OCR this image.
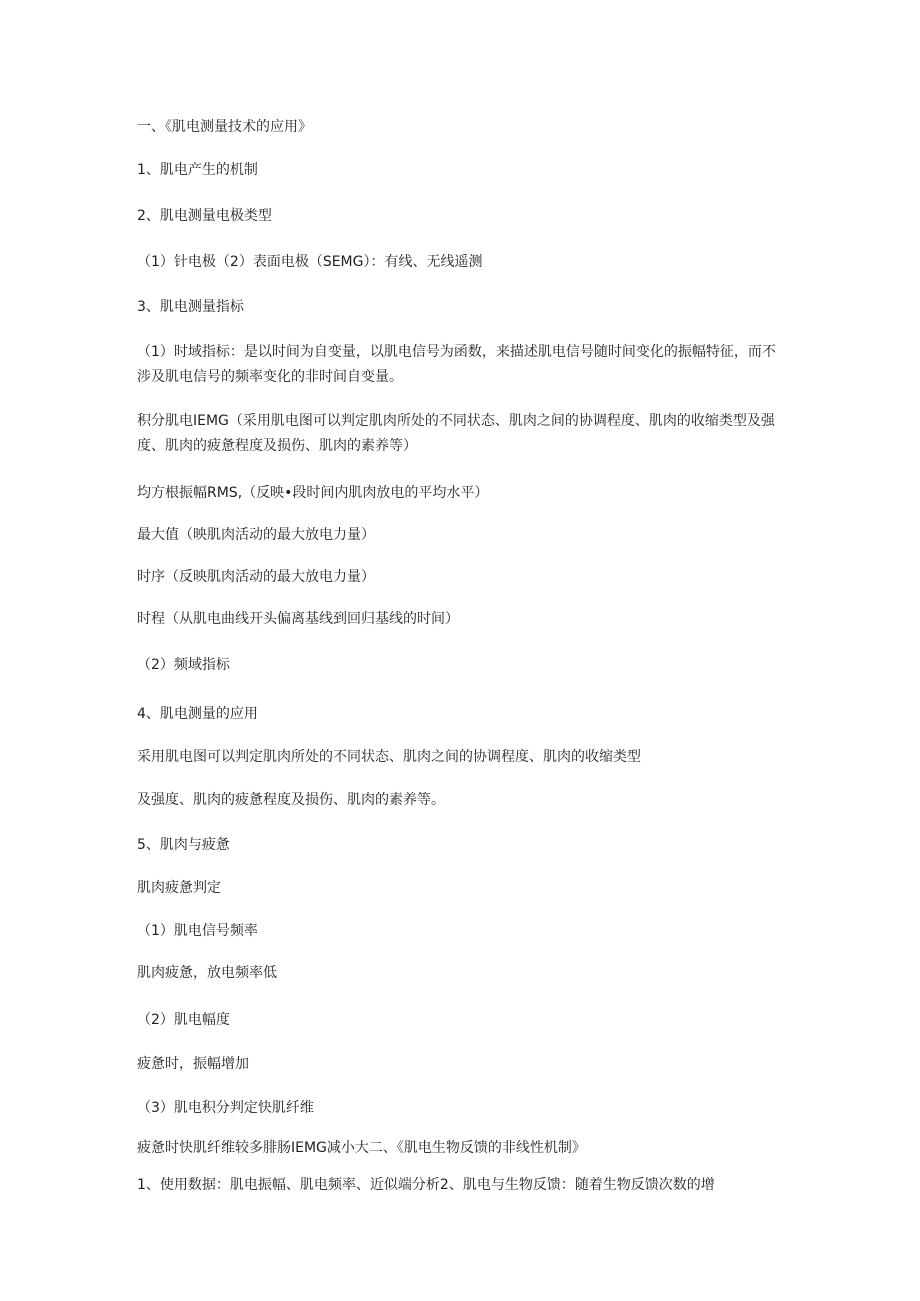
一、《肌电测量技术的应用》
1、肌电产生的机制
2、肌电测量电极类型
（1）针电极（2）表面电极（SEMG）：有线、无线遥测
3、肌电测量指标
（1）时域指标：是以时间为自变量，以肌电信号为函数，来描述肌电信号随时间变化的振幅特征，而不涉及肌电信号的频率变化的非时间自变量。
积分肌电IEMG（采用肌电图可以判定肌肉所处的不同状态、肌肉之间的协调程度、肌肉的收缩类型及强度、肌肉的疲惫程度及损伤、肌肉的素养等）
均方根振幅RMS,（反映•段时间内肌肉放电的平均水平）
最大值（映肌肉活动的最大放电力量）
时序（反映肌肉活动的最大放电力量）
时程（从肌电曲线开头偏离基线到回归基线的时间）
（2）频域指标
4、肌电测量的应用
采用肌电图可以判定肌肉所处的不同状态、肌肉之间的协调程度、肌肉的收缩类型
及强度、肌肉的疲惫程度及损伤、肌肉的素养等。
5、肌肉与疲惫
肌肉疲惫判定
（1）肌电信号频率
肌肉疲惫，放电频率低
（2）肌电幅度
疲惫时，振幅增加
（3）肌电积分判定快肌纤维
疲惫时快肌纤维较多腓肠IEMG减小大二、《肌电生物反馈的非线性机制》
1、使用数据：肌电振幅、肌电频率、近似端分析2、肌电与生物反馈：随着生物反馈次数的增
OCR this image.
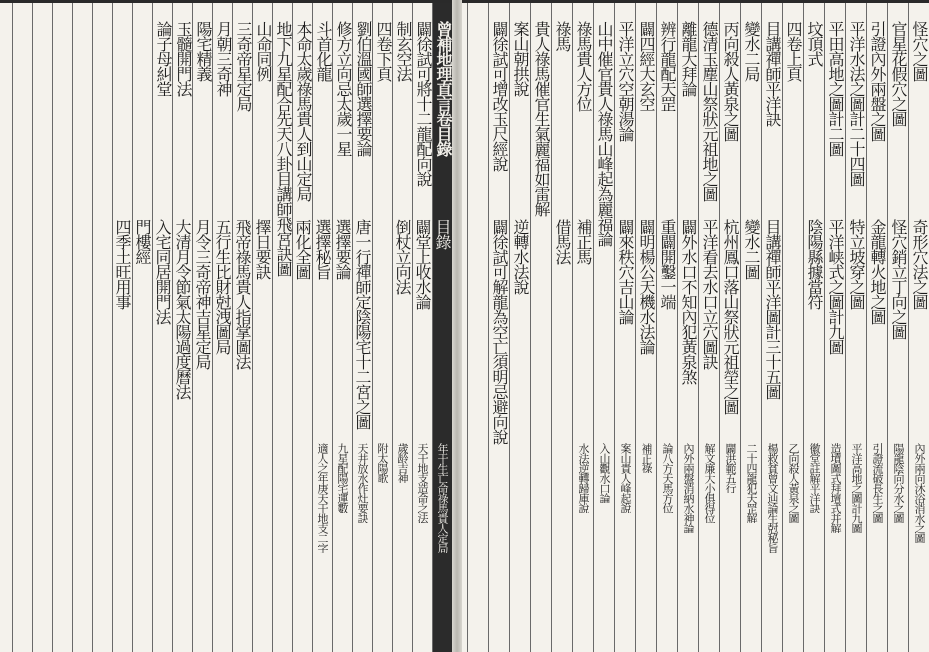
怪穴之圖
奇形穴法之圖
內外兩向沐浴消水之圖
官星花假穴之圖
怪穴銷立丁向之圖
陽龍陰向分水之圖
引證內外兩盤之圖
金龍轉火地之圖
引證流破長生之圖
平洋水法之圖計二十四圖
特立坡穿之圖
平洋高地之圖計九圖
平田高地之圖計二圖
平洋峡式之圖計九圖
造墳圖式拜壇式并解
坟頂式
陰陽縣據當符
徽堂註解平洋訣
四卷上頁
乙向殺人黃泉之圖
目講禪師平洋訣
目講禪師平洋圖計三十五圖
楊救貧曾文辿論生尅秘旨
變水二局
變水二圖
二十四龍犯天罡解
丙向殺人黃泉之圖
杭州鳳口落山祭狀元祖塋之圖
闢洪範五行
德清玉塵山祭狀元祖地之圖
平洋看去水口立穴圖訣
解文廉大小俱得位
離龍大拜論
闢外水口不知內犯黃泉煞
內外兩盤消納水神論
辨行龍配天罡
重闢開鑿一端
論八方天馬方位
闢四經大玄空
闢明楊公天機水法論
補正祿
平洋立穴空朝湯論
闢來秩穴吉山論
案山貴人峰起說
山中催官貴人祿馬山峰起為麗福論
入山觀水口論
祿馬貴人方位
補正馬
水法逆轉歸庫說
祿馬
借馬法
貴人祿馬催官生氣麗福如雷解
案山朝拱說
逆轉水法說
闢徐試可增改玉尺經說
闢徐試可解龍為空亡須明忌避向說
曾補地理直言卷目錄
目錄
年干生亡命祿馬貴人定局
闢徐試可將十二龍配向說
闢堂上收水論
天干地支造命之法
制玄空法
倒杖立向法
歲龄吉神
四卷下頁
附太陽歌
劉伯溫國師選擇要論
唐一行禪師定陰陽宅十二宮之圖
天井放水作灶要訣
修方立向忌太歲一星
選擇要論
九星配陽宅運數
斗首化龍
選擇秘旨
適人之年庚天干地支二字
本命太歲祿馬貴人到山定局
兩化全圖
地下九星配合先天八卦目講師飛宮訣圖
山命同例
擇日要訣
三奇帝星定局
飛帝祿馬貴人指掌圖法
月朝三奇神
五行生比財尅洩圖局
陽宅精義
月令三奇帝神吉星定局
玉髓開門法
大清月令節氣太陽過度曆法
論子母糾堂
入宅同居開門法
門樓經
四季土旺用事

= Stated exercise =
Repeat the material above verbatim, with no pictures in the output.

= Task result =
OCR this image.
一、《肌电测量技术的应用》
1、肌电产生的机制
2、肌电测量电极类型
（1）针电极（2）表面电极（SEMG）：有线、无线遥测
3、肌电测量指标
（1）时域指标：是以时间为自变量，以肌电信号为函数，来描述肌电信号随时间变化的振幅特征，而不涉及肌电信号的频率变化的非时间自变量。
积分肌电IEMG（采用肌电图可以判定肌肉所处的不同状态、肌肉之间的协调程度、肌肉的收缩类型及强度、肌肉的疲惫程度及损伤、肌肉的素养等）
均方根振幅RMS,（反映•段时间内肌肉放电的平均水平）
最大值（映肌肉活动的最大放电力量）
时序（反映肌肉活动的最大放电力量）
时程（从肌电曲线开头偏离基线到回归基线的时间）
（2）频域指标
4、肌电测量的应用
采用肌电图可以判定肌肉所处的不同状态、肌肉之间的协调程度、肌肉的收缩类型
及强度、肌肉的疲惫程度及损伤、肌肉的素养等。
5、肌肉与疲惫
肌肉疲惫判定
（1）肌电信号频率
肌肉疲惫，放电频率低
（2）肌电幅度
疲惫时，振幅增加
（3）肌电积分判定快肌纤维
疲惫时快肌纤维较多腓肠IEMG减小大二、《肌电生物反馈的非线性机制》
1、使用数据：肌电振幅、肌电频率、近似端分析2、肌电与生物反馈：随着生物反馈次数的增
OCR this image.
怪穴之圖
奇形穴法之圖
內外兩向沐浴消水之圖
官星花假穴之圖
怪穴銷立丁向之圖
陽龍陰向分水之圖
引證內外兩盤之圖
金龍轉火地之圖
引證流破長生之圖
平洋水法之圖計二十四圖
特立坡穿之圖
平洋高地之圖計九圖
平田高地之圖計二圖
平洋峡式之圖計九圖
造墳圖式拜壇式并解
坟頂式
陰陽縣據當符
徽堂註解平洋訣
四卷上頁
乙向殺人黃泉之圖
目講禪師平洋訣
目講禪師平洋圖計三十五圖
楊救貧曾文辿論生尅秘旨
變水二局
變水二圖
二十四龍犯天罡解
丙向殺人黃泉之圖
杭州鳳口落山祭狀元祖塋之圖
闢洪範五行
德清玉塵山祭狀元祖地之圖
平洋看去水口立穴圖訣
解文廉大小俱得位
離龍大拜論
闢外水口不知內犯黃泉煞
內外兩盤消納水神論
辨行龍配天罡
重闢開鑿一端
論八方天馬方位
闢四經大玄空
闢明楊公天機水法論
補正祿
平洋立穴空朝湯論
闢來秩穴吉山論
案山貴人峰起說
山中催官貴人祿馬山峰起為麗福論
入山觀水口論
祿馬貴人方位
補正馬
水法逆轉歸庫說
祿馬
借馬法
貴人祿馬催官生氣麗福如雷解
案山朝拱說
逆轉水法說
闢徐試可增改玉尺經說
闢徐試可解龍為空亡須明忌避向說
曾補地理直言卷目錄
目錄
年干生亡命祿馬貴人定局
闢徐試可將十二龍配向說
闢堂上收水論
天干地支造命之法
制玄空法
倒杖立向法
歲龄吉神
四卷下頁
附太陽歌
劉伯溫國師選擇要論
唐一行禪師定陰陽宅十二宮之圖
天井放水作灶要訣
修方立向忌太歲一星
選擇要論
九星配陽宅運數
斗首化龍
選擇秘旨
適人之年庚天干地支二字
本命太歲祿馬貴人到山定局
兩化全圖
地下九星配合先天八卦目講師飛宮訣圖
山命同例
擇日要訣
三奇帝星定局
飛帝祿馬貴人指掌圖法
月朝三奇神
五行生比財尅洩圖局
陽宅精義
月令三奇帝神吉星定局
玉髓開門法
大清月令節氣太陽過度曆法
論子母糾堂
入宅同居開門法
門樓經
四季土旺用事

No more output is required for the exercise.